[Stored dataset items]
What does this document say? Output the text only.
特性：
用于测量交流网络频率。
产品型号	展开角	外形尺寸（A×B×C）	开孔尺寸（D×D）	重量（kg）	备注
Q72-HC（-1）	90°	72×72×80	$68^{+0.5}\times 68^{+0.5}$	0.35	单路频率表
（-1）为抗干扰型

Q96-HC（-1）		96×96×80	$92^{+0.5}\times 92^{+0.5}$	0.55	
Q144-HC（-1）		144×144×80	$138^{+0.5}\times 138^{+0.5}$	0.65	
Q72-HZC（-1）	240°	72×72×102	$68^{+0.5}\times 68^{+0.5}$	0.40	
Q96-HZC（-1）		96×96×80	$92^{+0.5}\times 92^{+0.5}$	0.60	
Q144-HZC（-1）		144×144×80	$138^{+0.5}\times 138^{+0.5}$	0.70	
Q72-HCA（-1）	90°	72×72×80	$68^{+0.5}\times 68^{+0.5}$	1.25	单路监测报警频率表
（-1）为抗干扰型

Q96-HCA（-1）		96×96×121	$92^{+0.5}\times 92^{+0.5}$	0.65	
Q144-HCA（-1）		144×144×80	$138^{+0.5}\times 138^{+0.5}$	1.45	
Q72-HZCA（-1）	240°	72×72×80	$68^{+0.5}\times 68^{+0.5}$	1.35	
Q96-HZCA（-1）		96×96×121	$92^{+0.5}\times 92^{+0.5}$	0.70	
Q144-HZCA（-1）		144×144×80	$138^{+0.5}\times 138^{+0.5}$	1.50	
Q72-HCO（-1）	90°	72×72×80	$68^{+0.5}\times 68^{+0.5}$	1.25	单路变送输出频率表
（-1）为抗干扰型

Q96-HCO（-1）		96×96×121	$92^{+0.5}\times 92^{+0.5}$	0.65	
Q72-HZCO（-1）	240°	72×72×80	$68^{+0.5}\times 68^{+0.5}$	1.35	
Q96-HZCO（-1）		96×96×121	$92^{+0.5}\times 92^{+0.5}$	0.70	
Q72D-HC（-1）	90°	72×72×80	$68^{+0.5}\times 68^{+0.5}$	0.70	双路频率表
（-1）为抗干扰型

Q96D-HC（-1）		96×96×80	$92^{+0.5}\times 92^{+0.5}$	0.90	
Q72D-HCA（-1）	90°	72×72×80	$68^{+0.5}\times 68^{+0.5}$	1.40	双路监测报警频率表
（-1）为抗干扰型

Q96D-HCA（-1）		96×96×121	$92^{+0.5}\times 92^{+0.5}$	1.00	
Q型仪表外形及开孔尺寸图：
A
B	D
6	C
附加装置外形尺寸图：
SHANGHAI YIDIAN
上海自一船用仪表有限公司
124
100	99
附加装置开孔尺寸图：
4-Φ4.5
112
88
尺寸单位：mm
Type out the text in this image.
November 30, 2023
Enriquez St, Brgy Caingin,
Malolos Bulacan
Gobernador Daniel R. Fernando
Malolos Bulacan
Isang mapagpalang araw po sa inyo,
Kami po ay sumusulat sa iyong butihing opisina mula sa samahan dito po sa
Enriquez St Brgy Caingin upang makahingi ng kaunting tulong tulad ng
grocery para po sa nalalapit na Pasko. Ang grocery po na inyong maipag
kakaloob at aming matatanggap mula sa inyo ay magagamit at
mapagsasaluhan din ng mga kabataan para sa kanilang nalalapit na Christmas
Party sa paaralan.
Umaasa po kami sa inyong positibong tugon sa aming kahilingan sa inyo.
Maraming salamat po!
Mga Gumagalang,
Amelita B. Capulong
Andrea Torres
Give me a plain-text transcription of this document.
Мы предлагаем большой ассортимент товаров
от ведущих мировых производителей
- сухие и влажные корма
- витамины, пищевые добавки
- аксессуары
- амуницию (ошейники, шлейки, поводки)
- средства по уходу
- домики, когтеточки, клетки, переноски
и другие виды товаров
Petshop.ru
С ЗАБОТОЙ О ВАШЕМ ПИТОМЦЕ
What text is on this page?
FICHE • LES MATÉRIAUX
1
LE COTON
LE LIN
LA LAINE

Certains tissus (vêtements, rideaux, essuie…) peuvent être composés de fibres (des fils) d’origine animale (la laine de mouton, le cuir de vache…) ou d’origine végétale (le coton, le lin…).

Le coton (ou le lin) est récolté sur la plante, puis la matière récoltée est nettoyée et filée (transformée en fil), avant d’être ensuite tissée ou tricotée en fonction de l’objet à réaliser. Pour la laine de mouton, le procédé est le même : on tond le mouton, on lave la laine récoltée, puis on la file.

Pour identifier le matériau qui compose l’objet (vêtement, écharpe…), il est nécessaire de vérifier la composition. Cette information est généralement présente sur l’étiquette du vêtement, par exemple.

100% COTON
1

§ Required task: Go through the records. Copy each line where "What" appears.

§ Expected output:
What does this document say? Output the text only.
What text is on this page?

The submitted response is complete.